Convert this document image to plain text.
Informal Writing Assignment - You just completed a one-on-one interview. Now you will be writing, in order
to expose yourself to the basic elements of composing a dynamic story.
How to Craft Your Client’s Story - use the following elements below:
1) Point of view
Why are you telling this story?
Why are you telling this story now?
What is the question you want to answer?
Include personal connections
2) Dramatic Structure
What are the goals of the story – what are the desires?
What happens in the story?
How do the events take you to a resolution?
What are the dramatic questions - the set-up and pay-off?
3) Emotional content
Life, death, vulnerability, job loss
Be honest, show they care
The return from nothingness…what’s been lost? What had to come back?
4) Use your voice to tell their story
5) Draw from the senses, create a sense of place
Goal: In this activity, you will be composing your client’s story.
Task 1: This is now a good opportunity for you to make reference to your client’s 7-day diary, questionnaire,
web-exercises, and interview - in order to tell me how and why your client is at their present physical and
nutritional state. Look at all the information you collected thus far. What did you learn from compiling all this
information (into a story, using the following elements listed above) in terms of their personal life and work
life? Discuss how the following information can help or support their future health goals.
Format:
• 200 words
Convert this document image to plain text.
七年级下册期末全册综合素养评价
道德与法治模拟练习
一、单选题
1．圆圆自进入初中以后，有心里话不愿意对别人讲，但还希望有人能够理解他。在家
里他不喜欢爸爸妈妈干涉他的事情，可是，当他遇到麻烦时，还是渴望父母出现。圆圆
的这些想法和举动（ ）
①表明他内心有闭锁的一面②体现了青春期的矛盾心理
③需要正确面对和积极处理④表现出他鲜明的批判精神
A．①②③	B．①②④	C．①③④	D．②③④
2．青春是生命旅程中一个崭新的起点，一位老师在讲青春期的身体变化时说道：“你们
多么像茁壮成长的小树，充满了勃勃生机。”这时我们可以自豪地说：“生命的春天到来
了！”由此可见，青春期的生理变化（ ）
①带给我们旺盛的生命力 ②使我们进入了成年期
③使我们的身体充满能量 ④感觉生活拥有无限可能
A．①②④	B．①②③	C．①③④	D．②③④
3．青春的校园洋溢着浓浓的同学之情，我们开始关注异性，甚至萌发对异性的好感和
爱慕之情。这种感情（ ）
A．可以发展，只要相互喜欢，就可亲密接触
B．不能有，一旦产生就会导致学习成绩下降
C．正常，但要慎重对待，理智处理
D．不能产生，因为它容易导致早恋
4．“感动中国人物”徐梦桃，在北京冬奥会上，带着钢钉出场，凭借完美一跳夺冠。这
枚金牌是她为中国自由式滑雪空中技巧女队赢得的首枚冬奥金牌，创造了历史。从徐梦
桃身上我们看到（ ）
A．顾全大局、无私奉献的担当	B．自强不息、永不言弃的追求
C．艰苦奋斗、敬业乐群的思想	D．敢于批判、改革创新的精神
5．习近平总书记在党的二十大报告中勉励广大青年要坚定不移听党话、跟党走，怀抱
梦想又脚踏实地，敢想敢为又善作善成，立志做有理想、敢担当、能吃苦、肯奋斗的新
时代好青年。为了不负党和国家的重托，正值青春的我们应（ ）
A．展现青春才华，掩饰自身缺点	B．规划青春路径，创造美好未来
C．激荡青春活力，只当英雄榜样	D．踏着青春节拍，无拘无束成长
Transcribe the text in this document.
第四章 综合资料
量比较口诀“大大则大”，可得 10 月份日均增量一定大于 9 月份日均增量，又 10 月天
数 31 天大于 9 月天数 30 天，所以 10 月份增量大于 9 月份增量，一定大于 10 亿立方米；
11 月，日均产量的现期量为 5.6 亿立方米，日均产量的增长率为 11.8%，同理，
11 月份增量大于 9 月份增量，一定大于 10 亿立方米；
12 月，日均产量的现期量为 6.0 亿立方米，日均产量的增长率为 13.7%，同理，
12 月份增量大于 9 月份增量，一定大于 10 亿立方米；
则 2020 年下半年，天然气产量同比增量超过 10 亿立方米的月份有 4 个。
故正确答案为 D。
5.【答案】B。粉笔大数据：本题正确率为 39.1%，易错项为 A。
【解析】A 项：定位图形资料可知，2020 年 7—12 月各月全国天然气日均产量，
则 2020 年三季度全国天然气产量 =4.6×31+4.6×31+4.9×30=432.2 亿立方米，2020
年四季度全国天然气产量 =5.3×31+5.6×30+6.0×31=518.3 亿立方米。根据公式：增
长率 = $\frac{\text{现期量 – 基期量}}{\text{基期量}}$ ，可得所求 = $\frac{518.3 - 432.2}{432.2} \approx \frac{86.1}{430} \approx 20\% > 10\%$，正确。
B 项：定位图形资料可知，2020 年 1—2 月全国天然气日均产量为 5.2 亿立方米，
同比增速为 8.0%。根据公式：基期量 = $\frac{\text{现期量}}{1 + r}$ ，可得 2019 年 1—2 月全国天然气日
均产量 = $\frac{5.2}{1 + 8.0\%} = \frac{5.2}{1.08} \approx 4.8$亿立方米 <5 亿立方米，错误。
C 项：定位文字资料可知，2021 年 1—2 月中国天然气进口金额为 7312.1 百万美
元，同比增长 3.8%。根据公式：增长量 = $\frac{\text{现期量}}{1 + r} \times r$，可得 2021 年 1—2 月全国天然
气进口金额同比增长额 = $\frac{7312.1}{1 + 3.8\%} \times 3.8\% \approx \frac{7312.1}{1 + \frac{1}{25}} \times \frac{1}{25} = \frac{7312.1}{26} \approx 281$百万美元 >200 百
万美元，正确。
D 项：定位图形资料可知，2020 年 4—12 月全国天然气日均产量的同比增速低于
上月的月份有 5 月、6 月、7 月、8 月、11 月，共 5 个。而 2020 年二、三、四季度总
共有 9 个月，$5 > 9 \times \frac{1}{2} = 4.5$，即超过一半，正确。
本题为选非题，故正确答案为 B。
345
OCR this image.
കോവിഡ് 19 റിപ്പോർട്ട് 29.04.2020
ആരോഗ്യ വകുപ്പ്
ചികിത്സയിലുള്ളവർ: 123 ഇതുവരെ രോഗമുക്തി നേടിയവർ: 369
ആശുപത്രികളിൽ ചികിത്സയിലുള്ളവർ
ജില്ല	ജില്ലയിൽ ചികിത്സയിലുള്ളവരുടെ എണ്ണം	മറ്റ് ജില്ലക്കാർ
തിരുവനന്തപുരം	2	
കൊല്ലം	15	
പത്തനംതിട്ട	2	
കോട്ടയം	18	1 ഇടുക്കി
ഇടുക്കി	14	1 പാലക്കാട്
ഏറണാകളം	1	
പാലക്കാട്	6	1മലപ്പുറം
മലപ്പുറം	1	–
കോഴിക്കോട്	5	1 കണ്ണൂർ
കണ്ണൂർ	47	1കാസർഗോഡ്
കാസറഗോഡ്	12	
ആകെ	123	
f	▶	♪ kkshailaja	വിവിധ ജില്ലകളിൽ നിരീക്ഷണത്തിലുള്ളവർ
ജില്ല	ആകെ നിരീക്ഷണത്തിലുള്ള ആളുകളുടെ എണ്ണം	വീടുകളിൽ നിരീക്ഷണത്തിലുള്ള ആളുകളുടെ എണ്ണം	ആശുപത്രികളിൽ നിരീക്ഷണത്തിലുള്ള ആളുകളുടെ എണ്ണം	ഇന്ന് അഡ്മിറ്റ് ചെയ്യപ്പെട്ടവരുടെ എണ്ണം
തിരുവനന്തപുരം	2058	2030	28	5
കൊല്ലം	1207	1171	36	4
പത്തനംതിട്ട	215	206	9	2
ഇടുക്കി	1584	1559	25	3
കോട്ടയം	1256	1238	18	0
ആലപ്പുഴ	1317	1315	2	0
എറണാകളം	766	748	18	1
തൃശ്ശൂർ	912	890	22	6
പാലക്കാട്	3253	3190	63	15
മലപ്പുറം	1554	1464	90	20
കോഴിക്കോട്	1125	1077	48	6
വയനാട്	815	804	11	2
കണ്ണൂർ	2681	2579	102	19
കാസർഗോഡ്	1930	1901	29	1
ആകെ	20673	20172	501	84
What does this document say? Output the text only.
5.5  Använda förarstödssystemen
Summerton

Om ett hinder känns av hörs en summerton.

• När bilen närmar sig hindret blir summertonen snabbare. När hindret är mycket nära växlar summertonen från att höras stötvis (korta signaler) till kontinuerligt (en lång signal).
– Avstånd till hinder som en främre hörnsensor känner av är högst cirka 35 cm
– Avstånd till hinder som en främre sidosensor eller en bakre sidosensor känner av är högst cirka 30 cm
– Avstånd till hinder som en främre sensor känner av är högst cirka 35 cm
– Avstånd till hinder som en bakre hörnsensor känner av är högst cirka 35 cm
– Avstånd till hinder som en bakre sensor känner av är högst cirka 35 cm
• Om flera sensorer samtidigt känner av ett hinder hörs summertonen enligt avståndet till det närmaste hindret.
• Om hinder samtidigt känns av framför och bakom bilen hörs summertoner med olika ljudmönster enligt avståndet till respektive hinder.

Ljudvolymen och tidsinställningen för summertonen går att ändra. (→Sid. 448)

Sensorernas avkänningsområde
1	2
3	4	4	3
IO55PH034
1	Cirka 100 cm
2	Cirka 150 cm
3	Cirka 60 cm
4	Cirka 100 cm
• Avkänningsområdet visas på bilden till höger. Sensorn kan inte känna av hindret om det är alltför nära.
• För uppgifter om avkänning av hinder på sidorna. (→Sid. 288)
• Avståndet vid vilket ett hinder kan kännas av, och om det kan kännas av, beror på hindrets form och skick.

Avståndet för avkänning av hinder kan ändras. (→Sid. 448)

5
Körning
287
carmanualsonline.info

- _Goal_
Scan the data for the word "composing" and copy every line where it shows up.

- _Output for this exercise_
to expose yourself to the basic elements of composing a dynamic story.
Goal: In this activity, you will be composing your client’s story.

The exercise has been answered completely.